→ Record set
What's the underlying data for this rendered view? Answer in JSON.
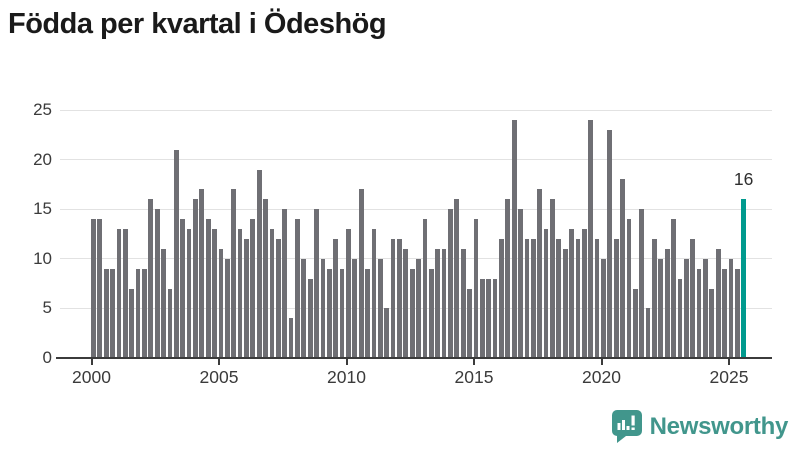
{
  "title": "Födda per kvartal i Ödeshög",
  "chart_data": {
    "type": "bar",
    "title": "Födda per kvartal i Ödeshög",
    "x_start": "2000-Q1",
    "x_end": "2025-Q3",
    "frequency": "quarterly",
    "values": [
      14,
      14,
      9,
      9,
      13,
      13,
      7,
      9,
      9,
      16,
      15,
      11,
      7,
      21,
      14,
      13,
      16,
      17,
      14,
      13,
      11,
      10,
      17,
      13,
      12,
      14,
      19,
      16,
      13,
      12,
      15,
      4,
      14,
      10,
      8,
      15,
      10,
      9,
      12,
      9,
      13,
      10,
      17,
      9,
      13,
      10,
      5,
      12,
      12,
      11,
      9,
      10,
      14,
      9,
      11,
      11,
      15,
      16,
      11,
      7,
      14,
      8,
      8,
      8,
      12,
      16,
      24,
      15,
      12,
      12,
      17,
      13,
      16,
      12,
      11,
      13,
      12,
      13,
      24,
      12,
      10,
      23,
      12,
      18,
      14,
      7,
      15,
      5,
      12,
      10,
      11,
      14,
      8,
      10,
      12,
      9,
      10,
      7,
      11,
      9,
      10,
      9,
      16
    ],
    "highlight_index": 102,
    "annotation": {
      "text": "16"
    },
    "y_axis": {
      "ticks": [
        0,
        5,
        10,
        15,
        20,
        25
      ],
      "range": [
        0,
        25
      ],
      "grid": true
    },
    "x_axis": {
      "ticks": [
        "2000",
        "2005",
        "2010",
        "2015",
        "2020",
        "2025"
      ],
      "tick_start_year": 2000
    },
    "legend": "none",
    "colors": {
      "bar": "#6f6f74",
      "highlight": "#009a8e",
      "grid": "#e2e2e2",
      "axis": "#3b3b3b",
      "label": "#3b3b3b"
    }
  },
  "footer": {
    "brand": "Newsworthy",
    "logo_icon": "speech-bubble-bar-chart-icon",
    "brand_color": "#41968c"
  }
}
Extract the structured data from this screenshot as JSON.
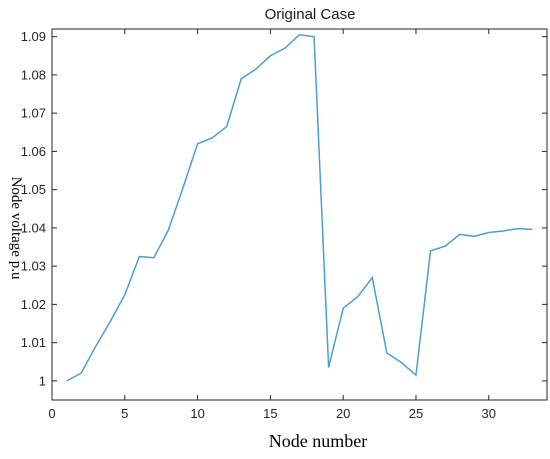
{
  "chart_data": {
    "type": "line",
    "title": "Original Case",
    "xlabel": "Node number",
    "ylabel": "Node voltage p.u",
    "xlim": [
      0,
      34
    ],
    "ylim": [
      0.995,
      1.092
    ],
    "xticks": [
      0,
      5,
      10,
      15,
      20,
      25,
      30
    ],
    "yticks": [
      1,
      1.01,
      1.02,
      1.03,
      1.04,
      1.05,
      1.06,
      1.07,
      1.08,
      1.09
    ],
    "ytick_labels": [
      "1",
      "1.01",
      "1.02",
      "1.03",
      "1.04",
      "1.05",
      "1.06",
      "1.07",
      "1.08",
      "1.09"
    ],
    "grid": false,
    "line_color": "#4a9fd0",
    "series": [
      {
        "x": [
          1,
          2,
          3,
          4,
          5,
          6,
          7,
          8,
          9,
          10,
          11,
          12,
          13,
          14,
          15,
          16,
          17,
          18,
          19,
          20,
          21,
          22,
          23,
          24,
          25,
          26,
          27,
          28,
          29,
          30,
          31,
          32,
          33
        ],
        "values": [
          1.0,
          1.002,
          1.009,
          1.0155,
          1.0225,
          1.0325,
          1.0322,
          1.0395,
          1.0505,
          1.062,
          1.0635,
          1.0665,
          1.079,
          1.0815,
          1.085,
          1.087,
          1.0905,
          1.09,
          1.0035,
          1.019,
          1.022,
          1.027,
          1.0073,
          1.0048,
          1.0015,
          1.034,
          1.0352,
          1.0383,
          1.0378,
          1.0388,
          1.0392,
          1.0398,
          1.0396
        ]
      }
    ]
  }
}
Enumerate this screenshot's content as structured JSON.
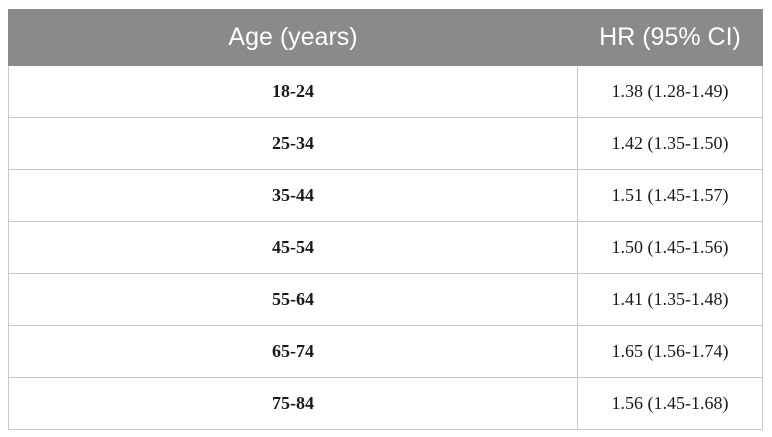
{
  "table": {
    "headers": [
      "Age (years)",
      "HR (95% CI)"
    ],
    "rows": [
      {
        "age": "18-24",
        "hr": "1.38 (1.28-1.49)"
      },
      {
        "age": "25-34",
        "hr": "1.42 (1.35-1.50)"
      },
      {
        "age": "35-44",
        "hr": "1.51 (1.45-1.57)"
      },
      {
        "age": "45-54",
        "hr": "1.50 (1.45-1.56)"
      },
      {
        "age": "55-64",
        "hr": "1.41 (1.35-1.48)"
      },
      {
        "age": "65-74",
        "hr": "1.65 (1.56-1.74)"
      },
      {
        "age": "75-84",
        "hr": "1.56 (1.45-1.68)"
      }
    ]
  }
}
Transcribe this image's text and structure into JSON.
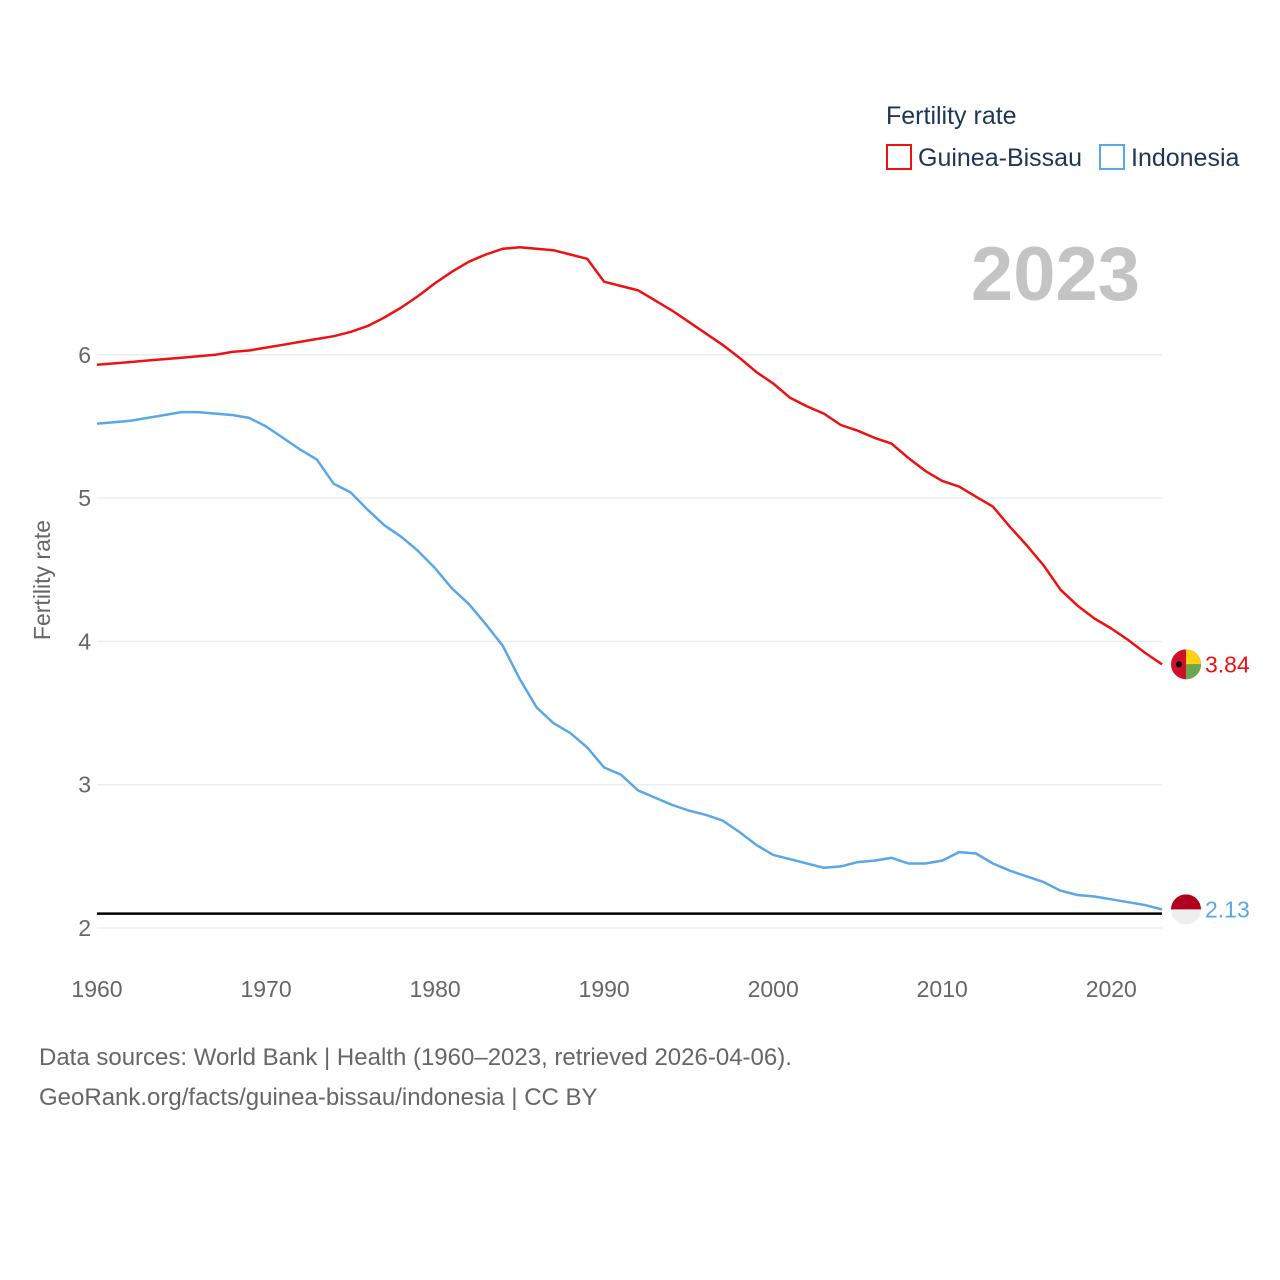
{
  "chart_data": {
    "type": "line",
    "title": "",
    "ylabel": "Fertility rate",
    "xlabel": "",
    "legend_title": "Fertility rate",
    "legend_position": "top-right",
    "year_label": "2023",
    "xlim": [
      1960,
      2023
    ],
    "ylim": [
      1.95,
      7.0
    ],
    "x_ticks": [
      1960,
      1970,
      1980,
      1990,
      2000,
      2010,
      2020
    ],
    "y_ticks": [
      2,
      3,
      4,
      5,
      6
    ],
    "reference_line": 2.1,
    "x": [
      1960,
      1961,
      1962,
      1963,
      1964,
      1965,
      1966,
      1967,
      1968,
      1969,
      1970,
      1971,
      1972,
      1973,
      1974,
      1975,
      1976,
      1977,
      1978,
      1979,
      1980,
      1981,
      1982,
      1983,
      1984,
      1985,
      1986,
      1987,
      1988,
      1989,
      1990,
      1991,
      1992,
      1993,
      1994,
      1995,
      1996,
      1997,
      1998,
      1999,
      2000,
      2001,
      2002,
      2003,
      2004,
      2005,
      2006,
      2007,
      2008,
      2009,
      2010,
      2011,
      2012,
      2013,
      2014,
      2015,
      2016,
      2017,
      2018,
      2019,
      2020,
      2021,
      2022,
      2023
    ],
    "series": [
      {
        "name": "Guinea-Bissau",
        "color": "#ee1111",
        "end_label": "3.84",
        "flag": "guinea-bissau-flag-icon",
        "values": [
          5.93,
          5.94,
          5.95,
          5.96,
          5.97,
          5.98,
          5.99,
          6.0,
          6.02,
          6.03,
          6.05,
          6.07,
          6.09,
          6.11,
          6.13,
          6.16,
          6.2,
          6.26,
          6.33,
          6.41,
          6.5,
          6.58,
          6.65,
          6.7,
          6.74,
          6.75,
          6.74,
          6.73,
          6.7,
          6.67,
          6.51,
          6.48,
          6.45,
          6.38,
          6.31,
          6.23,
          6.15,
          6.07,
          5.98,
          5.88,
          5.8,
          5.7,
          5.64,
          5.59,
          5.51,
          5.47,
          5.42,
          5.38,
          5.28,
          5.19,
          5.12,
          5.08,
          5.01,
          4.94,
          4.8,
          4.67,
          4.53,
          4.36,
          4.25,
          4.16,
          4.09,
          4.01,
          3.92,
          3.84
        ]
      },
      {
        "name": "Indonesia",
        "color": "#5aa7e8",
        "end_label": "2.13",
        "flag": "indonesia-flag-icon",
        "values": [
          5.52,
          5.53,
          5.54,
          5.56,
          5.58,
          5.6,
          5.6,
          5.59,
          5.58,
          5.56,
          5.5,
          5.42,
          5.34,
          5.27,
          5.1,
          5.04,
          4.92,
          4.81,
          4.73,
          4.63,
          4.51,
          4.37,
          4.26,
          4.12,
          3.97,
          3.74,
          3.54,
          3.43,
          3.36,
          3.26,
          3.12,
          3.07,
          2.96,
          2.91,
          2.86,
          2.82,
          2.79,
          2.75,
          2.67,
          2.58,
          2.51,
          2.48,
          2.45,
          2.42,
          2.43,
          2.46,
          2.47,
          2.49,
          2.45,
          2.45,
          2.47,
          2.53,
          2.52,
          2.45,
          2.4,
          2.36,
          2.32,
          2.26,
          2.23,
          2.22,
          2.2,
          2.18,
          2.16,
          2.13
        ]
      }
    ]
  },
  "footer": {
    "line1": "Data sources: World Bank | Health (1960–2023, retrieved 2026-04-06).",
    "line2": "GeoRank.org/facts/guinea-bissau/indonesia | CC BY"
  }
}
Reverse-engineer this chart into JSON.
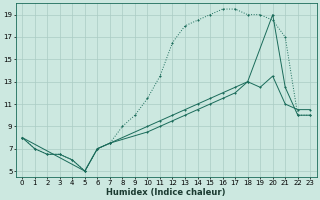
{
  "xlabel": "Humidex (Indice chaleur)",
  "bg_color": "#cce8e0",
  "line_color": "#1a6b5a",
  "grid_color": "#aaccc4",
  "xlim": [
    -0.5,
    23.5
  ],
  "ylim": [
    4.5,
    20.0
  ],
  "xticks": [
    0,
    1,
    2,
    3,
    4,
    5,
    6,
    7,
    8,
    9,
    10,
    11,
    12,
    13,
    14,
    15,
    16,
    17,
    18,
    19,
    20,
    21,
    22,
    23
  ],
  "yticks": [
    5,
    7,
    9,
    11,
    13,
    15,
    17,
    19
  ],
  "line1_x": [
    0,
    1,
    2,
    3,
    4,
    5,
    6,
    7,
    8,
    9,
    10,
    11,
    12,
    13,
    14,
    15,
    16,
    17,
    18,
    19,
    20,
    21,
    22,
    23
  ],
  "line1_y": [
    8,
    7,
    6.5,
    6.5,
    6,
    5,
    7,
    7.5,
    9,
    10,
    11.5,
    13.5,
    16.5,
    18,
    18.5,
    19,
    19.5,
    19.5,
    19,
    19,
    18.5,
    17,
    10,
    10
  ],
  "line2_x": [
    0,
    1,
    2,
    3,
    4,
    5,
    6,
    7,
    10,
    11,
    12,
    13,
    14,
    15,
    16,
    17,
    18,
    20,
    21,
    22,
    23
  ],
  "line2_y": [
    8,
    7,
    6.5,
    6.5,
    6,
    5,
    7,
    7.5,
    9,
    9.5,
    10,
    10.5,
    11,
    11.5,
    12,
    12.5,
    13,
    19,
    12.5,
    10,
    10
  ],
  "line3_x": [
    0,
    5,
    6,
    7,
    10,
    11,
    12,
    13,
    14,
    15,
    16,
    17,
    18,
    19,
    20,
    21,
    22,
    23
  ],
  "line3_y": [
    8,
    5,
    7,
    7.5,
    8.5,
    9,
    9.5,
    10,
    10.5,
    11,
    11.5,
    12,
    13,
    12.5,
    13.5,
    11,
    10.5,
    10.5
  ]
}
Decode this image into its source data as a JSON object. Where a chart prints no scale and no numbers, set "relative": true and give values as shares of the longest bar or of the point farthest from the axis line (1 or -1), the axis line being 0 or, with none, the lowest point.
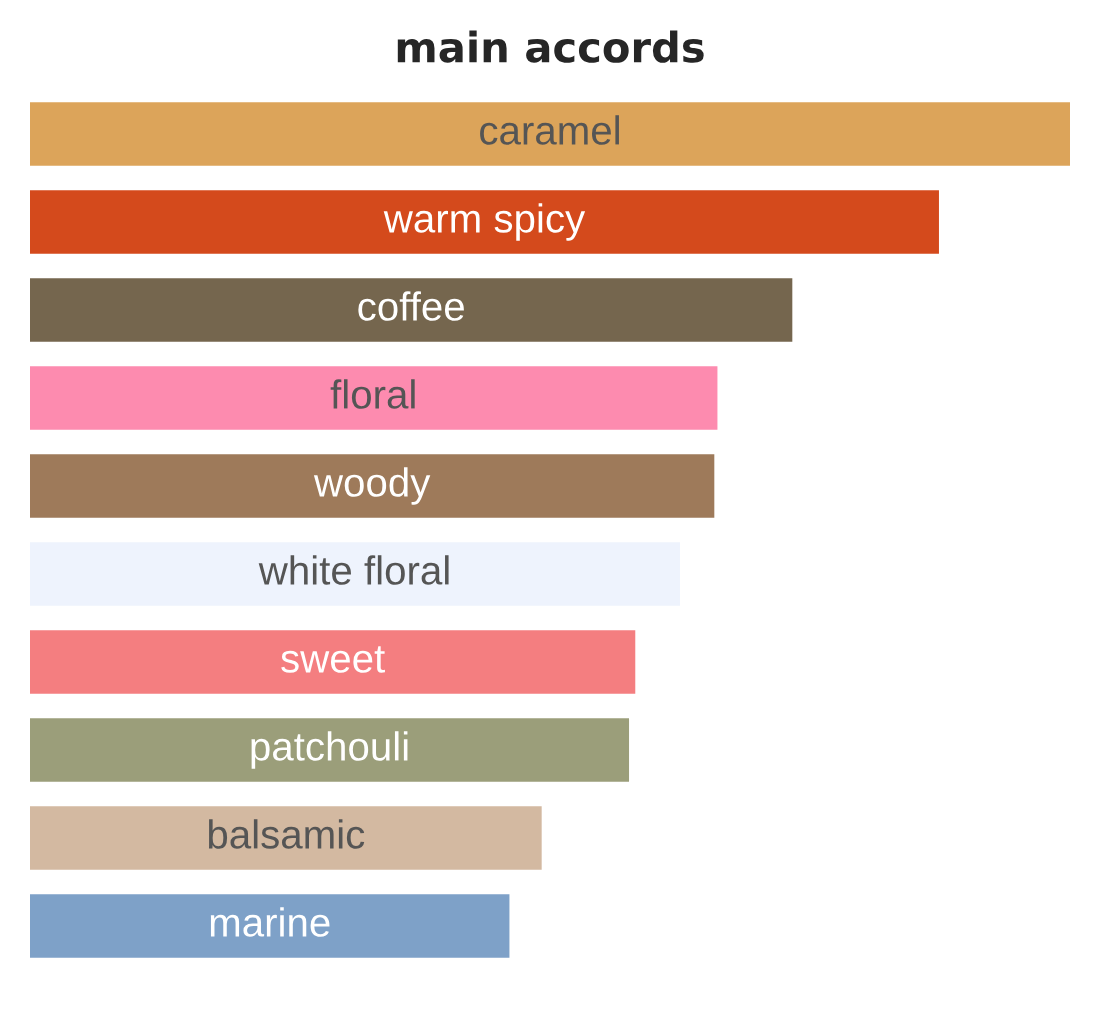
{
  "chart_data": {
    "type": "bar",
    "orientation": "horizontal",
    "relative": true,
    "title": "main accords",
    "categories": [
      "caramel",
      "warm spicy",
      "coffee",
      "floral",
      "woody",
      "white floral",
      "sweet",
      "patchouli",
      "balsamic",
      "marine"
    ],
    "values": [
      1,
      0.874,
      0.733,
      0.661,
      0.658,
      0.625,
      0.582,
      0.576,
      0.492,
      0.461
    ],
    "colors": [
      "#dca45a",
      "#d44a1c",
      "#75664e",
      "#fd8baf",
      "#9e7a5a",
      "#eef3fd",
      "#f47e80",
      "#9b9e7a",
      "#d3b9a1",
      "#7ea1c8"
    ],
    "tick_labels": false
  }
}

→ Task
Your answer should be one number: how many lines of the listing include the word "JSON".

→ Worked answer
6